> [Task requirements]
Every line from the one that contains "What data populates" to the last line of the listing below should be quoted verbatim. Pictures are excluded.

_____

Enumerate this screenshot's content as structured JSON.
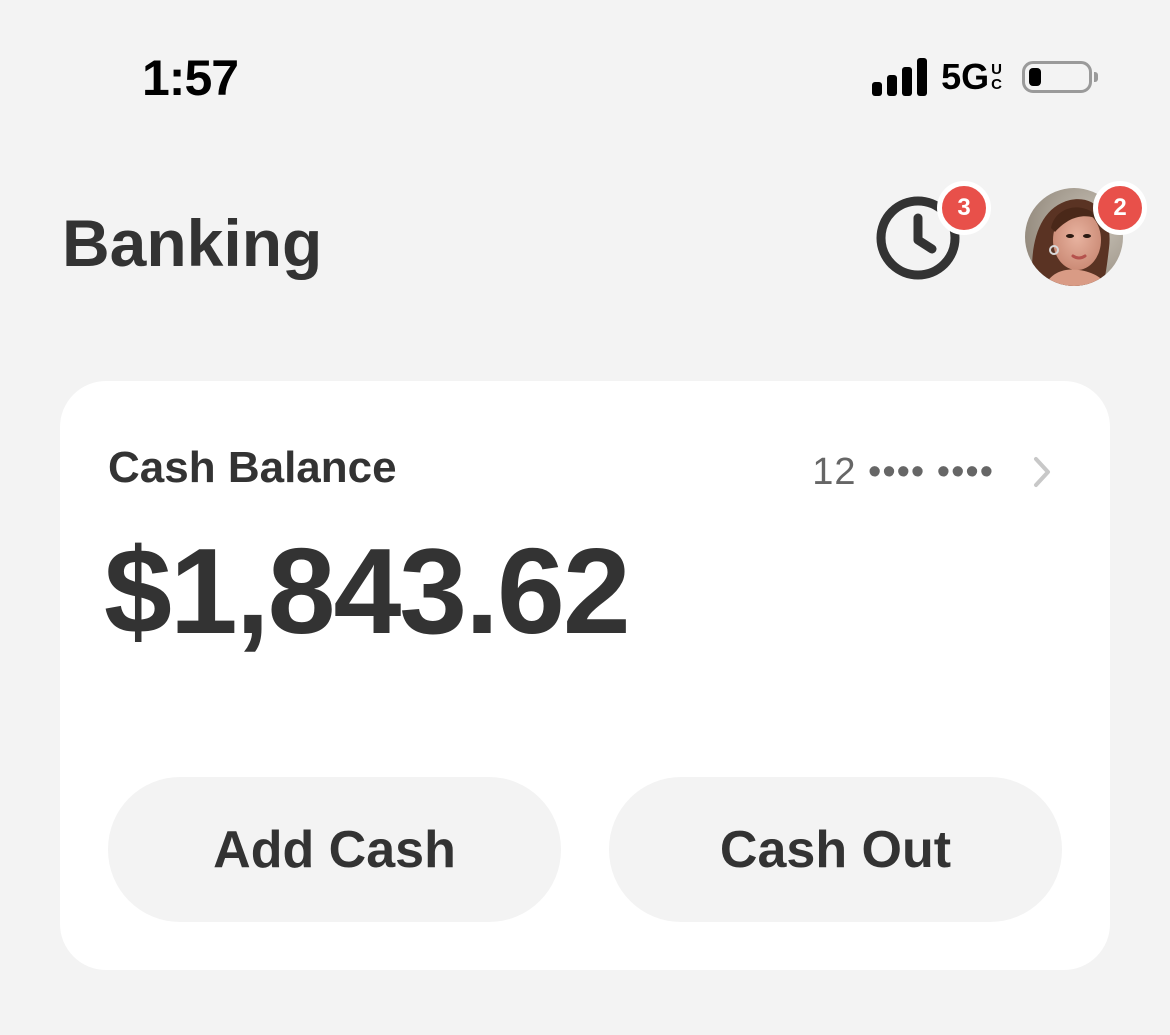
{
  "status_bar": {
    "time": "1:57",
    "network": "5G",
    "network_suffix_top": "U",
    "network_suffix_bottom": "C",
    "battery_level": 0.22
  },
  "header": {
    "title": "Banking",
    "activity_badge": "3",
    "profile_badge": "2"
  },
  "balance_card": {
    "label": "Cash Balance",
    "account_number": "12 •••• ••••",
    "amount": "$1,843.62",
    "add_cash_label": "Add Cash",
    "cash_out_label": "Cash Out"
  },
  "colors": {
    "background": "#f3f3f3",
    "card": "#ffffff",
    "text": "#333333",
    "badge": "#e8504a"
  },
  "icons": {
    "activity": "clock-icon",
    "account_link": "chevron-right-icon",
    "profile": "avatar"
  }
}
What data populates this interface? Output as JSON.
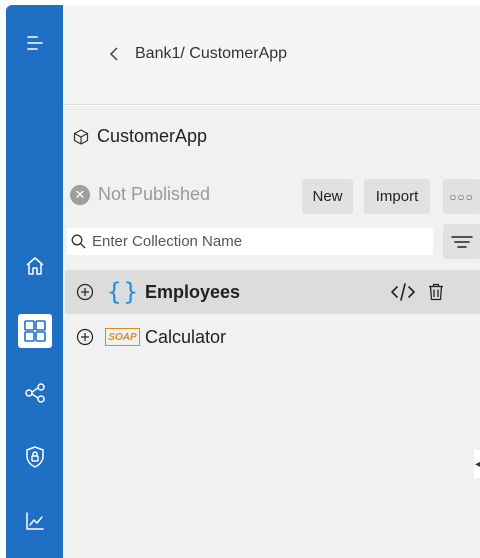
{
  "sidebar": {
    "items": [
      {
        "name": "menu",
        "icon": "hamburger-menu-icon"
      },
      {
        "name": "home",
        "icon": "home-icon"
      },
      {
        "name": "collections",
        "icon": "collections-grid-icon",
        "selected": true
      },
      {
        "name": "share",
        "icon": "share-nodes-icon"
      },
      {
        "name": "security",
        "icon": "shield-lock-icon"
      },
      {
        "name": "analytics",
        "icon": "line-chart-icon"
      }
    ],
    "color": "#1f6fc5"
  },
  "header": {
    "breadcrumb": "Bank1/ CustomerApp"
  },
  "app": {
    "title": "CustomerApp",
    "status": "Not Published"
  },
  "toolbar": {
    "new_label": "New",
    "import_label": "Import",
    "more_label": "○○○"
  },
  "search": {
    "placeholder": "Enter Collection Name",
    "value": ""
  },
  "collections": [
    {
      "name": "Employees",
      "type": "rest",
      "icon": "braces-icon",
      "selected": true
    },
    {
      "name": "Calculator",
      "type": "soap",
      "badge": "SOAP",
      "icon": "soap-badge-icon"
    }
  ],
  "colors": {
    "accent": "#1f6fc5",
    "rest_icon": "#1f8fe0",
    "soap_badge": "#e08a1e"
  }
}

_____

> [Solution for this exercise]
What data populates this interface? Output as JSON.
{
  "sidebar": {
    "items": [
      {
        "name": "menu",
        "icon": "hamburger-menu-icon"
      },
      {
        "name": "home",
        "icon": "home-icon"
      },
      {
        "name": "collections",
        "icon": "collections-grid-icon",
        "selected": true
      },
      {
        "name": "share",
        "icon": "share-nodes-icon"
      },
      {
        "name": "security",
        "icon": "shield-lock-icon"
      },
      {
        "name": "analytics",
        "icon": "line-chart-icon"
      }
    ],
    "color": "#1f6fc5"
  },
  "header": {
    "breadcrumb": "Bank1/ CustomerApp"
  },
  "app": {
    "title": "CustomerApp",
    "status": "Not Published"
  },
  "toolbar": {
    "new_label": "New",
    "import_label": "Import",
    "more_label": "○○○"
  },
  "search": {
    "placeholder": "Enter Collection Name",
    "value": ""
  },
  "collections": [
    {
      "name": "Employees",
      "type": "rest",
      "icon": "braces-icon",
      "selected": true
    },
    {
      "name": "Calculator",
      "type": "soap",
      "badge": "SOAP",
      "icon": "soap-badge-icon"
    }
  ],
  "colors": {
    "accent": "#1f6fc5",
    "rest_icon": "#1f8fe0",
    "soap_badge": "#e08a1e"
  }
}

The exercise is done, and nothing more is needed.